(Aim): Copy every line of the records below without any change.

Layout element entries:
※ ※ ※

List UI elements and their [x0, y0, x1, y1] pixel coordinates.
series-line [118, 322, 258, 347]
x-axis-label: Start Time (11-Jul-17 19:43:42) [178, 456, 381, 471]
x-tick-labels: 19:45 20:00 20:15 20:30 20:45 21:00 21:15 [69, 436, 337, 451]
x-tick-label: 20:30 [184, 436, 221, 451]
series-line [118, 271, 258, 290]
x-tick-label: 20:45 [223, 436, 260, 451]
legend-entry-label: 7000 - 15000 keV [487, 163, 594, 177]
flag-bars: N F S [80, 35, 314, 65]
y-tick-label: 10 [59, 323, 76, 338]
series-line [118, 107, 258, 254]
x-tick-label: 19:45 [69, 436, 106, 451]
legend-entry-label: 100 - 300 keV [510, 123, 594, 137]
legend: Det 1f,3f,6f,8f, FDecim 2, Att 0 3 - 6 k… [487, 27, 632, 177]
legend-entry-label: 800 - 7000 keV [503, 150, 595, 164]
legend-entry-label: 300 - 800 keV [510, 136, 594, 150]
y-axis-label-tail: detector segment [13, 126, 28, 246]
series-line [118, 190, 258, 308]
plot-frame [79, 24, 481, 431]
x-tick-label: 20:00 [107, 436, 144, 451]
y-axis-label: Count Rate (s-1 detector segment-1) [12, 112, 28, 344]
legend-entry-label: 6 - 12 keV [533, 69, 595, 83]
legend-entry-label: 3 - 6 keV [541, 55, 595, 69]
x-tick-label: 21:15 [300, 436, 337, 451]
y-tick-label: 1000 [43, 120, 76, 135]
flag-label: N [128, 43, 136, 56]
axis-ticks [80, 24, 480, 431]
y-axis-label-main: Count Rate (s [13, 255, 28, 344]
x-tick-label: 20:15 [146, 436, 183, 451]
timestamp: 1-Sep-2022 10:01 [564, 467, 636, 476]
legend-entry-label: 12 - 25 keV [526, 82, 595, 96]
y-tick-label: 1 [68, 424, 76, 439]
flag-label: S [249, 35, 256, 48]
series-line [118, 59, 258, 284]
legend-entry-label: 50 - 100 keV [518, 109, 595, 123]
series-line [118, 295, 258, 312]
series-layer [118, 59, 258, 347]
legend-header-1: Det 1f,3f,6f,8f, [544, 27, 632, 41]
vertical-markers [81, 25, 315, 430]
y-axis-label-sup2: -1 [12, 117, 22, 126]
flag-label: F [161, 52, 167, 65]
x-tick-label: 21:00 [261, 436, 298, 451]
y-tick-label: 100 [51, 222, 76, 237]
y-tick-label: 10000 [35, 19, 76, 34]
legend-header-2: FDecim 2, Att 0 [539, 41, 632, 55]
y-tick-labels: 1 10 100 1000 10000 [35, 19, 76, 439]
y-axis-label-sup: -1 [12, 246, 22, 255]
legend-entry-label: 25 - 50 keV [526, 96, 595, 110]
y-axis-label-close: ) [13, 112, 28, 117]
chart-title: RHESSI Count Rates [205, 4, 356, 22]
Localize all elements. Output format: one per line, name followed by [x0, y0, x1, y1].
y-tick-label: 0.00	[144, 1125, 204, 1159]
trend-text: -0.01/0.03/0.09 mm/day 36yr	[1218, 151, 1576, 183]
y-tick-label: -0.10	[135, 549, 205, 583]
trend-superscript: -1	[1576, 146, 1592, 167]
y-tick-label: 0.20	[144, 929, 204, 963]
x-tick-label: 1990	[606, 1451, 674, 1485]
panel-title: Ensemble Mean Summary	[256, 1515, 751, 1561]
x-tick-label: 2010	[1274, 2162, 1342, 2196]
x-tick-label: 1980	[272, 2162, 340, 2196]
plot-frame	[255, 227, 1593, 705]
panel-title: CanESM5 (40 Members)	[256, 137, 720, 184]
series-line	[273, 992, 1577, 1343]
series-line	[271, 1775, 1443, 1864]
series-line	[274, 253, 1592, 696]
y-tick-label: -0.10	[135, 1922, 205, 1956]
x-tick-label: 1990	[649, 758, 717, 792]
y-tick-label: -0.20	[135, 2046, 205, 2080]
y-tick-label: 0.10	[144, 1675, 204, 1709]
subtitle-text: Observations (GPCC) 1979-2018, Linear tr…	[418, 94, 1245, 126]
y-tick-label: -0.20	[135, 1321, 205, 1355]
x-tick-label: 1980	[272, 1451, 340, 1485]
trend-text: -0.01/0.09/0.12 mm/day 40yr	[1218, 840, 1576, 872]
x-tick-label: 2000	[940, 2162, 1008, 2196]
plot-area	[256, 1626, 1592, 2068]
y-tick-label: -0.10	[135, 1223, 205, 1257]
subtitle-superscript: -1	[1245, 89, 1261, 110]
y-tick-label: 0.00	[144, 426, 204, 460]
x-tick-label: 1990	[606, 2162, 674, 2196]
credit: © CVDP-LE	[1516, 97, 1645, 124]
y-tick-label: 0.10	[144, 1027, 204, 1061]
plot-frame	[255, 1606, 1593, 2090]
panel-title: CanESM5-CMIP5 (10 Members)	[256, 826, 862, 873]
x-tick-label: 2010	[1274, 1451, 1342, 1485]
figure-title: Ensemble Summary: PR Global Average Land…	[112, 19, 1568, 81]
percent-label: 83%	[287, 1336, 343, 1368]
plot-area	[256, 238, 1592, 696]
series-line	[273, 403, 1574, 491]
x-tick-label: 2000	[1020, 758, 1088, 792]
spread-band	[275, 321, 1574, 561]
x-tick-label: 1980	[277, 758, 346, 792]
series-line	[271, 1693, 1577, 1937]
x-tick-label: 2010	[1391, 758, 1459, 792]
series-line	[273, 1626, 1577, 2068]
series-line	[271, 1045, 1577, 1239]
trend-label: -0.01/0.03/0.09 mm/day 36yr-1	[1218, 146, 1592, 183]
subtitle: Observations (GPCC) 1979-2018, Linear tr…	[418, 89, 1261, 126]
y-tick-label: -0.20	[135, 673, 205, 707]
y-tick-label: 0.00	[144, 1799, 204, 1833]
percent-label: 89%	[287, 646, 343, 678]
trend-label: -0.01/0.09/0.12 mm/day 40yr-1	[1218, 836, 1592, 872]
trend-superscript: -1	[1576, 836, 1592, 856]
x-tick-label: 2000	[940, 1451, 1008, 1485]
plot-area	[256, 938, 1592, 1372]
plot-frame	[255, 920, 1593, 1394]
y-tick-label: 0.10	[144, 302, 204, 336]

※ ※ ※

(Correct response):
List UI elements and their [x0, y0, x1, y1] pixel coordinates.
series-line [118, 322, 258, 347]
x-axis-label: Start Time (11-Jul-17 19:43:42) [178, 456, 381, 471]
x-tick-labels: 19:45 20:00 20:15 20:30 20:45 21:00 21:15 [69, 436, 337, 451]
x-tick-label: 20:30 [184, 436, 221, 451]
series-line [118, 271, 258, 290]
x-tick-label: 20:45 [223, 436, 260, 451]
legend-entry-label: 7000 - 15000 keV [487, 163, 594, 177]
flag-bars: N F S [80, 35, 314, 65]
y-tick-label: 10 [59, 323, 76, 338]
series-line [118, 107, 258, 254]
x-tick-label: 19:45 [69, 436, 106, 451]
legend-entry-label: 100 - 300 keV [510, 123, 594, 137]
legend: Det 1f,3f,6f,8f, FDecim 2, Att 0 3 - 6 k… [487, 27, 632, 177]
legend-entry-label: 800 - 7000 keV [503, 150, 595, 164]
legend-entry-label: 300 - 800 keV [510, 136, 594, 150]
y-axis-label-tail: detector segment [13, 126, 28, 246]
series-line [118, 190, 258, 308]
plot-frame [79, 24, 481, 431]
x-tick-label: 20:00 [107, 436, 144, 451]
y-axis-label: Count Rate (s-1 detector segment-1) [12, 112, 28, 344]
legend-entry-label: 6 - 12 keV [533, 69, 595, 83]
legend-entry-label: 3 - 6 keV [541, 55, 595, 69]
x-tick-label: 21:15 [300, 436, 337, 451]
y-tick-label: 1000 [43, 120, 76, 135]
flag-label: N [128, 43, 136, 56]
axis-ticks [80, 24, 480, 431]
y-axis-label-main: Count Rate (s [13, 255, 28, 344]
x-tick-label: 20:15 [146, 436, 183, 451]
timestamp: 1-Sep-2022 10:01 [564, 467, 636, 476]
legend-entry-label: 12 - 25 keV [526, 82, 595, 96]
y-tick-label: 1 [68, 424, 76, 439]
flag-label: S [249, 35, 256, 48]
series-line [118, 59, 258, 284]
legend-entry-label: 50 - 100 keV [518, 109, 595, 123]
series-line [118, 295, 258, 312]
series-layer [118, 59, 258, 347]
legend-header-1: Det 1f,3f,6f,8f, [544, 27, 632, 41]
vertical-markers [81, 25, 315, 430]
y-axis-label-sup2: -1 [12, 117, 22, 126]
flag-label: F [161, 52, 167, 65]
x-tick-label: 21:00 [261, 436, 298, 451]
y-tick-label: 100 [51, 222, 76, 237]
y-tick-label: 10000 [35, 19, 76, 34]
legend-header-2: FDecim 2, Att 0 [539, 41, 632, 55]
y-tick-labels: 1 10 100 1000 10000 [35, 19, 76, 439]
y-axis-label-sup: -1 [12, 246, 22, 255]
legend-entry-label: 25 - 50 keV [526, 96, 595, 110]
y-axis-label-close: ) [13, 112, 28, 117]
chart-title: RHESSI Count Rates [205, 4, 356, 22]
Localize all elements. Output format: one per line, name followed by [x0, y0, x1, y1].
y-tick-label: 0.00	[144, 1125, 204, 1159]
trend-text: -0.01/0.03/0.09 mm/day 36yr	[1218, 151, 1576, 183]
y-tick-label: -0.10	[135, 549, 205, 583]
trend-superscript: -1	[1576, 146, 1592, 167]
y-tick-label: 0.20	[144, 929, 204, 963]
x-tick-label: 1990	[606, 1451, 674, 1485]
panel-title: Ensemble Mean Summary	[256, 1515, 751, 1561]
x-tick-label: 2010	[1274, 2162, 1342, 2196]
x-tick-label: 1980	[272, 2162, 340, 2196]
plot-frame	[255, 227, 1593, 705]
panel-title: CanESM5 (40 Members)	[256, 137, 720, 184]
series-line	[273, 992, 1577, 1343]
series-line	[271, 1775, 1443, 1864]
series-line	[274, 253, 1592, 696]
y-tick-label: -0.10	[135, 1922, 205, 1956]
x-tick-label: 1990	[649, 758, 717, 792]
y-tick-label: -0.20	[135, 2046, 205, 2080]
y-tick-label: 0.10	[144, 1675, 204, 1709]
subtitle-text: Observations (GPCC) 1979-2018, Linear tr…	[418, 94, 1245, 126]
y-tick-label: -0.20	[135, 1321, 205, 1355]
x-tick-label: 1980	[272, 1451, 340, 1485]
trend-text: -0.01/0.09/0.12 mm/day 40yr	[1218, 840, 1576, 872]
x-tick-label: 2000	[940, 2162, 1008, 2196]
plot-area	[256, 1626, 1592, 2068]
y-tick-label: -0.10	[135, 1223, 205, 1257]
subtitle-superscript: -1	[1245, 89, 1261, 110]
y-tick-label: 0.00	[144, 426, 204, 460]
x-tick-label: 1990	[606, 2162, 674, 2196]
credit: © CVDP-LE	[1516, 97, 1645, 124]
y-tick-label: 0.10	[144, 1027, 204, 1061]
plot-frame	[255, 1606, 1593, 2090]
panel-title: CanESM5-CMIP5 (10 Members)	[256, 826, 862, 873]
x-tick-label: 2010	[1274, 1451, 1342, 1485]
figure-title: Ensemble Summary: PR Global Average Land…	[112, 19, 1568, 81]
percent-label: 83%	[287, 1336, 343, 1368]
plot-area	[256, 238, 1592, 696]
series-line	[273, 403, 1574, 491]
x-tick-label: 2000	[1020, 758, 1088, 792]
spread-band	[275, 321, 1574, 561]
x-tick-label: 1980	[277, 758, 346, 792]
series-line	[271, 1693, 1577, 1937]
x-tick-label: 2010	[1391, 758, 1459, 792]
series-line	[273, 1626, 1577, 2068]
series-line	[271, 1045, 1577, 1239]
trend-label: -0.01/0.03/0.09 mm/day 36yr-1	[1218, 146, 1592, 183]
subtitle: Observations (GPCC) 1979-2018, Linear tr…	[418, 89, 1261, 126]
y-tick-label: -0.20	[135, 673, 205, 707]
y-tick-label: 0.00	[144, 1799, 204, 1833]
percent-label: 89%	[287, 646, 343, 678]
trend-label: -0.01/0.09/0.12 mm/day 40yr-1	[1218, 836, 1592, 872]
trend-superscript: -1	[1576, 836, 1592, 856]
x-tick-label: 2000	[940, 1451, 1008, 1485]
plot-area	[256, 938, 1592, 1372]
plot-frame	[255, 920, 1593, 1394]
y-tick-label: 0.10	[144, 302, 204, 336]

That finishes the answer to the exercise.